START GIVEN RECORDS

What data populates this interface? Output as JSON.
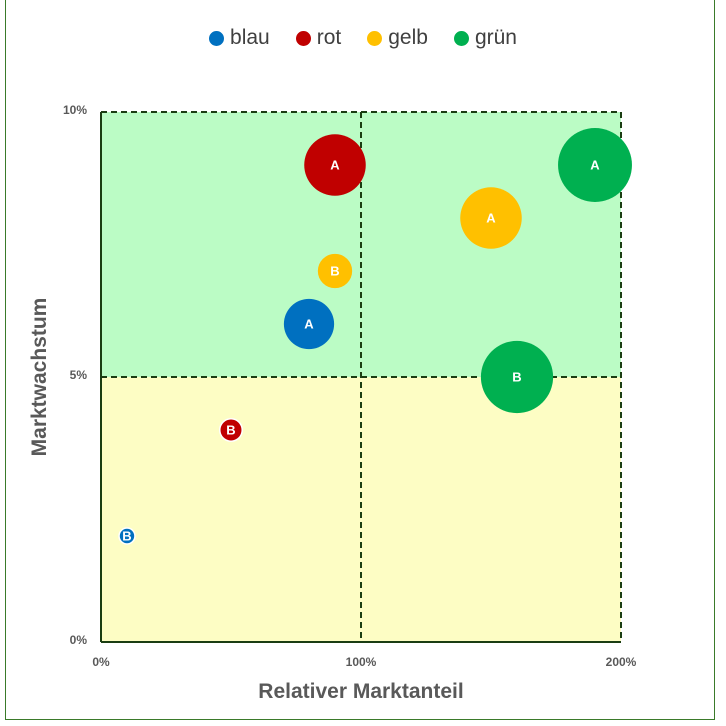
{
  "chart_data": {
    "type": "scatter",
    "title": "",
    "xlabel": "Relativer Marktanteil",
    "ylabel": "Marktwachstum",
    "xlim": [
      0,
      2
    ],
    "ylim": [
      0,
      0.1
    ],
    "x_ticks": [
      "0%",
      "100%",
      "200%"
    ],
    "y_ticks": [
      "0%",
      "5%",
      "10%"
    ],
    "grid": false,
    "legend_position": "top",
    "quadrant_split": {
      "x": 1,
      "y": 0.05
    },
    "quadrant_colors": {
      "top": "#bbfcc5",
      "bottom": "#fdfdc4"
    },
    "series": [
      {
        "name": "blau",
        "color": "#0070c0",
        "points": [
          {
            "label": "A",
            "x": 0.8,
            "y": 0.06,
            "size": 3
          },
          {
            "label": "B",
            "x": 0.1,
            "y": 0.02,
            "size": 0.3
          }
        ]
      },
      {
        "name": "rot",
        "color": "#c00000",
        "points": [
          {
            "label": "A",
            "x": 0.9,
            "y": 0.09,
            "size": 4.5
          },
          {
            "label": "B",
            "x": 0.5,
            "y": 0.04,
            "size": 0.6
          }
        ]
      },
      {
        "name": "gelb",
        "color": "#ffc000",
        "points": [
          {
            "label": "A",
            "x": 1.5,
            "y": 0.08,
            "size": 4.5
          },
          {
            "label": "B",
            "x": 0.9,
            "y": 0.07,
            "size": 1.4
          }
        ]
      },
      {
        "name": "grün",
        "color": "#00b050",
        "points": [
          {
            "label": "A",
            "x": 1.9,
            "y": 0.09,
            "size": 6.5
          },
          {
            "label": "B",
            "x": 1.6,
            "y": 0.05,
            "size": 6.2
          }
        ]
      }
    ]
  }
}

END GIVEN RECORDS

▶ [TASK REQUIREMENTS] The entries above are to be returned exactly, without their pictures.

▶ [TASK SOLUTION]
What data populates this interface? Output as JSON.
{
  "chart_data": {
    "type": "scatter",
    "title": "",
    "xlabel": "Relativer Marktanteil",
    "ylabel": "Marktwachstum",
    "xlim": [
      0,
      2
    ],
    "ylim": [
      0,
      0.1
    ],
    "x_ticks": [
      "0%",
      "100%",
      "200%"
    ],
    "y_ticks": [
      "0%",
      "5%",
      "10%"
    ],
    "grid": false,
    "legend_position": "top",
    "quadrant_split": {
      "x": 1,
      "y": 0.05
    },
    "quadrant_colors": {
      "top": "#bbfcc5",
      "bottom": "#fdfdc4"
    },
    "series": [
      {
        "name": "blau",
        "color": "#0070c0",
        "points": [
          {
            "label": "A",
            "x": 0.8,
            "y": 0.06,
            "size": 3
          },
          {
            "label": "B",
            "x": 0.1,
            "y": 0.02,
            "size": 0.3
          }
        ]
      },
      {
        "name": "rot",
        "color": "#c00000",
        "points": [
          {
            "label": "A",
            "x": 0.9,
            "y": 0.09,
            "size": 4.5
          },
          {
            "label": "B",
            "x": 0.5,
            "y": 0.04,
            "size": 0.6
          }
        ]
      },
      {
        "name": "gelb",
        "color": "#ffc000",
        "points": [
          {
            "label": "A",
            "x": 1.5,
            "y": 0.08,
            "size": 4.5
          },
          {
            "label": "B",
            "x": 0.9,
            "y": 0.07,
            "size": 1.4
          }
        ]
      },
      {
        "name": "grün",
        "color": "#00b050",
        "points": [
          {
            "label": "A",
            "x": 1.9,
            "y": 0.09,
            "size": 6.5
          },
          {
            "label": "B",
            "x": 1.6,
            "y": 0.05,
            "size": 6.2
          }
        ]
      }
    ]
  }
}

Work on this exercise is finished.